Direction:
Each line that holds the word "принявших" is to be identified and copied.

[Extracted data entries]
>> begin
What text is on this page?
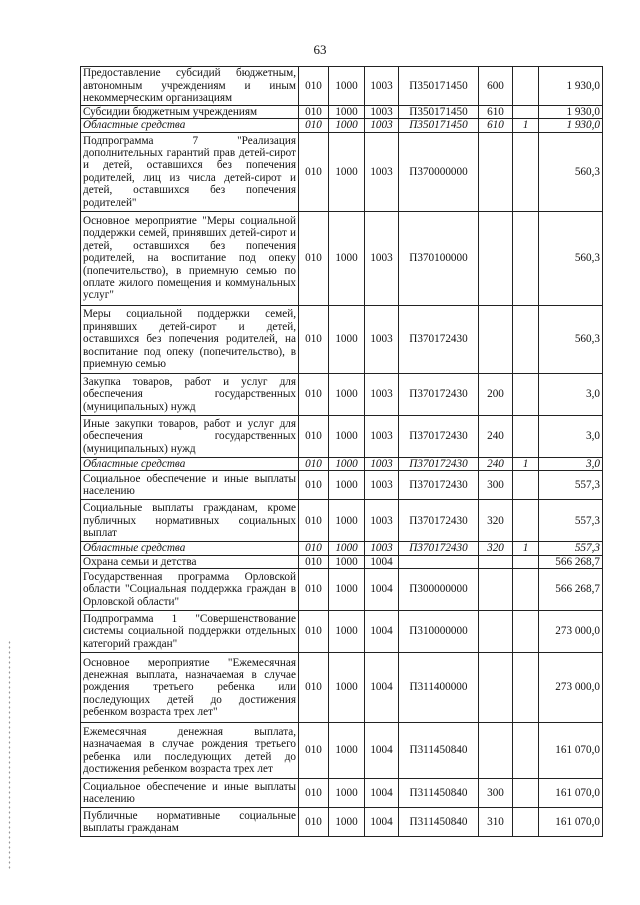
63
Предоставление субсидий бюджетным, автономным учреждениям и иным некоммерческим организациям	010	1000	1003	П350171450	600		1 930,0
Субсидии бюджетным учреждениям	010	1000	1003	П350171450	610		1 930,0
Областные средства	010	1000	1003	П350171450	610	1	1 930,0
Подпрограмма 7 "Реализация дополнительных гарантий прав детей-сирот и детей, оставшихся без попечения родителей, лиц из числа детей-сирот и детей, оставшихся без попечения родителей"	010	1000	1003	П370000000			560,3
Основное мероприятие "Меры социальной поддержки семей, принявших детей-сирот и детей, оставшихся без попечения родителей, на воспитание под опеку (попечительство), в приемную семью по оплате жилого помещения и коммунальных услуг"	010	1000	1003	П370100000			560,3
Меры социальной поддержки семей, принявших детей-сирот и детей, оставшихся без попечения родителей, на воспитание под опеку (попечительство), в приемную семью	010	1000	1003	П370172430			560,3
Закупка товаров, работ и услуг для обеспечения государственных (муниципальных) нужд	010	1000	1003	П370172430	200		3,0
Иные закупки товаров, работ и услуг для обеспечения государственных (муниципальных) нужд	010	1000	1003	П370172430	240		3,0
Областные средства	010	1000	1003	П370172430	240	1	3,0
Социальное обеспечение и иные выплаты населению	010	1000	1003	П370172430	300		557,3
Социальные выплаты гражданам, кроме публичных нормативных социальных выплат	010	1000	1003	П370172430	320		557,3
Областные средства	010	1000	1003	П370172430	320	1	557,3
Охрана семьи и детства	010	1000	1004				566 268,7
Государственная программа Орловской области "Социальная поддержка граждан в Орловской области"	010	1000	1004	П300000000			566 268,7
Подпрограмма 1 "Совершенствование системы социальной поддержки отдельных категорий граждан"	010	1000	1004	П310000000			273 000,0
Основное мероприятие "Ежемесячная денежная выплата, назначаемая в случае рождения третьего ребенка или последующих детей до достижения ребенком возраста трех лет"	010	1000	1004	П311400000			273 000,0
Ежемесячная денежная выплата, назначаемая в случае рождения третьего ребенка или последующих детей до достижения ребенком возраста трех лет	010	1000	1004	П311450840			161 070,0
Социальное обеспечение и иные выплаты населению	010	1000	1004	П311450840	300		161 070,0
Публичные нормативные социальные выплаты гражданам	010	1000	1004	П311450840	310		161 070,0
>> end
The output:
Основное мероприятие "Меры социальной поддержки семей, принявших детей-сирот и детей, оставшихся без попечения родителей, на воспитание под опеку (попечительство), в приемную семью по оплате жилого помещения и коммунальных услуг"	010	1000	1003	П370100000			560,3
Меры социальной поддержки семей, принявших детей-сирот и детей, оставшихся без попечения родителей, на воспитание под опеку (попечительство), в приемную семью	010	1000	1003	П370172430			560,3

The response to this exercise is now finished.